What you should do -> Bring together all lines of the material below that contain the string "name".

Given information ->
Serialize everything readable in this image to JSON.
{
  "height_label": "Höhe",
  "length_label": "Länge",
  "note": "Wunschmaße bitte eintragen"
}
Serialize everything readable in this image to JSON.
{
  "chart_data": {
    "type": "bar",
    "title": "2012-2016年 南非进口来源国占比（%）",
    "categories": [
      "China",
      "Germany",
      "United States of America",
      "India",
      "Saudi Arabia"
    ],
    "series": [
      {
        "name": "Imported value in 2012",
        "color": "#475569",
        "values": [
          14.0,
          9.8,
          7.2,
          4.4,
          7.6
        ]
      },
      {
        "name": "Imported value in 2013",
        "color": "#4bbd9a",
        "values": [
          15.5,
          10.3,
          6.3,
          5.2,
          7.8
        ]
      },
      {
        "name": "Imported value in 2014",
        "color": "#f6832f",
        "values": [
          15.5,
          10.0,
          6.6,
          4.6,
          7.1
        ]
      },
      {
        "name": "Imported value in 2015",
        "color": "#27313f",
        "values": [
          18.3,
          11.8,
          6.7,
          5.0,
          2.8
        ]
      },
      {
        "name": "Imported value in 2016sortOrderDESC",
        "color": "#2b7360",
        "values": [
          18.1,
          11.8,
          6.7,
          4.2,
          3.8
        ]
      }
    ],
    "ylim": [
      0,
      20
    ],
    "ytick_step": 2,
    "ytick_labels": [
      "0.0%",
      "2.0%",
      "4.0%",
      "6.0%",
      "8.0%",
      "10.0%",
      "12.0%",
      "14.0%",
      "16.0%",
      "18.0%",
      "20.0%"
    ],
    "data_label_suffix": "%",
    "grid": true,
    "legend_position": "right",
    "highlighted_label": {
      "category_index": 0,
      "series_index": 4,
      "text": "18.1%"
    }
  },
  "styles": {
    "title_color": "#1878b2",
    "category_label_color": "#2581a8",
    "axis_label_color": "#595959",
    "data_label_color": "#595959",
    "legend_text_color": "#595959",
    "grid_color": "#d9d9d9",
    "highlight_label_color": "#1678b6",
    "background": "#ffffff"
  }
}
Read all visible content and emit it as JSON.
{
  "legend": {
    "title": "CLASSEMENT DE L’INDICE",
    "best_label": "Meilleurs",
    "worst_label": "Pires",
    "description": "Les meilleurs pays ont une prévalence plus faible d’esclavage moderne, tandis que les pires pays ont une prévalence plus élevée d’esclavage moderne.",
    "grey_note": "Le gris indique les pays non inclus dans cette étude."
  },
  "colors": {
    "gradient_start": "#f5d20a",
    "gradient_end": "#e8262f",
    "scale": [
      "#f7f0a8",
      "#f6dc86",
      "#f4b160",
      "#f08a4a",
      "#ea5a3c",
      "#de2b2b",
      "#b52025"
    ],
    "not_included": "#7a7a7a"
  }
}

Task solution ->
        "name": "Imported value in 2012",
        "name": "Imported value in 2013",
        "name": "Imported value in 2014",
        "name": "Imported value in 2015",
        "name": "Imported value in 2016sortOrderDESC",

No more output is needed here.